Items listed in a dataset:
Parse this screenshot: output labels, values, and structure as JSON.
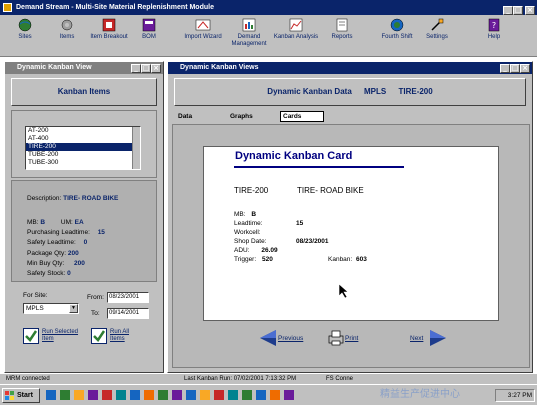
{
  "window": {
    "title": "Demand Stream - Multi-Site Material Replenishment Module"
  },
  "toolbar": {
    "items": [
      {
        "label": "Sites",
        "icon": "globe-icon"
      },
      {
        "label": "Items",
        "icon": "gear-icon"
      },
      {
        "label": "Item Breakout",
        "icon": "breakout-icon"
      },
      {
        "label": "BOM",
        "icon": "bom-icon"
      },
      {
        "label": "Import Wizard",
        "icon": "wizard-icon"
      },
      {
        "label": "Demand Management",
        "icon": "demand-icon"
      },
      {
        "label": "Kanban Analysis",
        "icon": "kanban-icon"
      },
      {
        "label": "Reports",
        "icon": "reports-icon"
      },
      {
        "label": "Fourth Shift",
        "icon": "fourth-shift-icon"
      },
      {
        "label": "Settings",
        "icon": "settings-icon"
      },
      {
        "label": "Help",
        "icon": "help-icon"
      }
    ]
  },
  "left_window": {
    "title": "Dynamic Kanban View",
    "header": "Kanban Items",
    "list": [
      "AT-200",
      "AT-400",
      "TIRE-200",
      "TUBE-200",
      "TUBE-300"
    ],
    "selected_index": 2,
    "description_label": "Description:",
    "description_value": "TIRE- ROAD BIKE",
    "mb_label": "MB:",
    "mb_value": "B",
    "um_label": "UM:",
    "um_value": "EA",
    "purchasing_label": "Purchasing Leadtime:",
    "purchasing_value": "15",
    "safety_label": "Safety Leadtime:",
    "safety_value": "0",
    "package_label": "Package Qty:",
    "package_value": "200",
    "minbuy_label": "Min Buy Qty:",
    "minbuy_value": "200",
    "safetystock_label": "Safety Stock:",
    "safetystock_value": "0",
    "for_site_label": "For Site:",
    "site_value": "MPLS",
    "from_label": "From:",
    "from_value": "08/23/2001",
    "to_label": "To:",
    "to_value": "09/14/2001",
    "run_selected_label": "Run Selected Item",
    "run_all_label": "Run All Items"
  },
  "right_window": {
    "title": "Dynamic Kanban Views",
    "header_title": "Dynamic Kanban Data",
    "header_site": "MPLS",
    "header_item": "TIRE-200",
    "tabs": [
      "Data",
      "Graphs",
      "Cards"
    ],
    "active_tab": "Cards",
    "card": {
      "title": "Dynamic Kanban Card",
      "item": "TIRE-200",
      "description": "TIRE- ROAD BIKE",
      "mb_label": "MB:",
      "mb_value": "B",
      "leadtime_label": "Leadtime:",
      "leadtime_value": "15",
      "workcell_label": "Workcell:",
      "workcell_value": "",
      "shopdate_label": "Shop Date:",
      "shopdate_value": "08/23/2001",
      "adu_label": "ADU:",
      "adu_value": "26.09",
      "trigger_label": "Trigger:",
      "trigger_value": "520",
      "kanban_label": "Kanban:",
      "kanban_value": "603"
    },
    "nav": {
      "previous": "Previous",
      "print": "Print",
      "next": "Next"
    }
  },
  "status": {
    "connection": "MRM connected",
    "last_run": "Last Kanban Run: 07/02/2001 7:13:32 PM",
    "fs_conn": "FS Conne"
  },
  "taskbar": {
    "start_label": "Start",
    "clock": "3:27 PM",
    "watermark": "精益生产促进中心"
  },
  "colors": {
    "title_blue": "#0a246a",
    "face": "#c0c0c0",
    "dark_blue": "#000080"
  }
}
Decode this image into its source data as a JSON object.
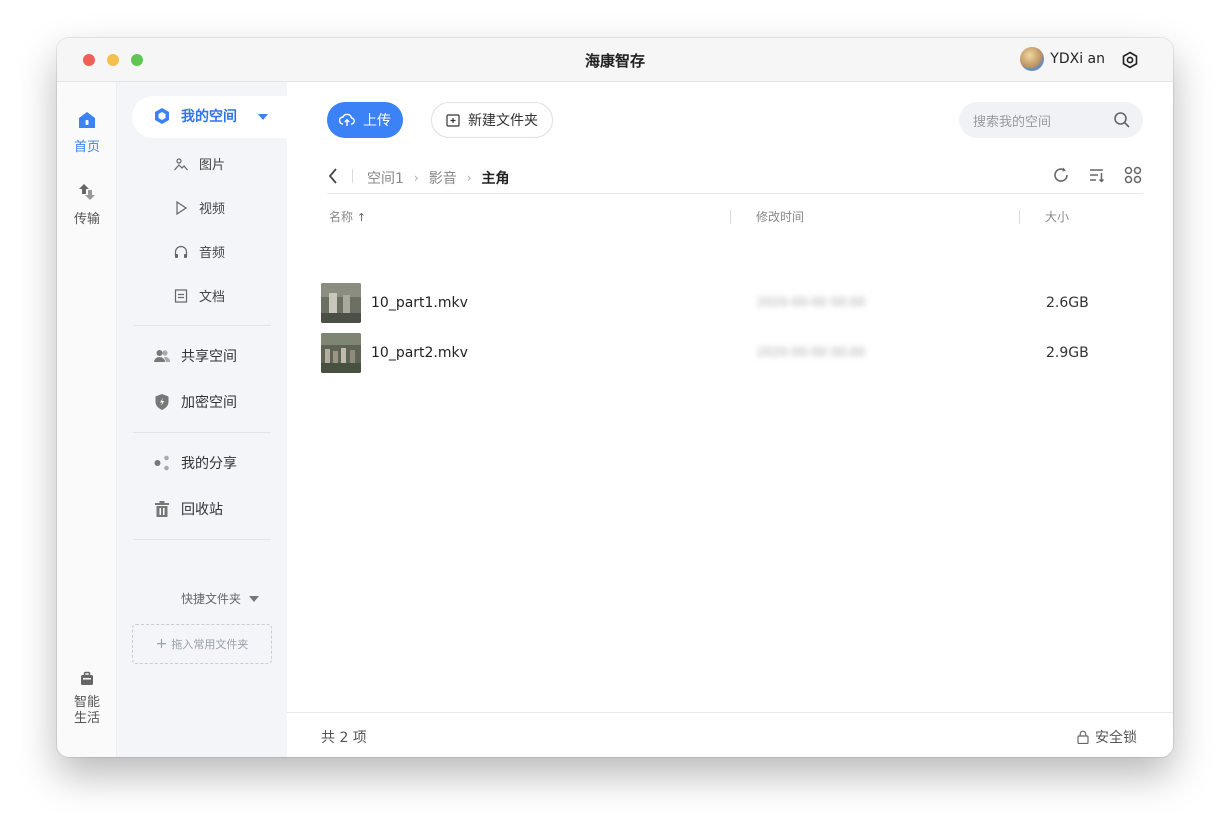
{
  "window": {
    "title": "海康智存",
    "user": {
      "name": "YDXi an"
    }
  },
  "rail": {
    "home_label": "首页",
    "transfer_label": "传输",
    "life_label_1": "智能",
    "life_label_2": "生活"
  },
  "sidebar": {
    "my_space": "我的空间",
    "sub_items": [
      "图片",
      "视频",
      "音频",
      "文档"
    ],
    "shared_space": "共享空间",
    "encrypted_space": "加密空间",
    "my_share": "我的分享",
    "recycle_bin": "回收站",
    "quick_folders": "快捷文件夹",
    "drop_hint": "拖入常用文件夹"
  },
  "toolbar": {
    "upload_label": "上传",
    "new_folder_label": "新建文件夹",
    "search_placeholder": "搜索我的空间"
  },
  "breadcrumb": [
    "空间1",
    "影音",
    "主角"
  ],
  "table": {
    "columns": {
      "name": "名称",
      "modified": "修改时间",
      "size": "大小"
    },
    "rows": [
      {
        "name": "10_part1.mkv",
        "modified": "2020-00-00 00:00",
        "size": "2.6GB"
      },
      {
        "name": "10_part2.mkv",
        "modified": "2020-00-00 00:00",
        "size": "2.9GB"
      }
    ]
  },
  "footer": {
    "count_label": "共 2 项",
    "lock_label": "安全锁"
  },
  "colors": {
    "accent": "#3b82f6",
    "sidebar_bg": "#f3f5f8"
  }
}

▶ [Stated task]
Within the listing above, copy each line that has the string "BIKE".

▶ [Written response]
    "description_value": "TIRE- ROAD BIKE",
      "description": "TIRE- ROAD BIKE",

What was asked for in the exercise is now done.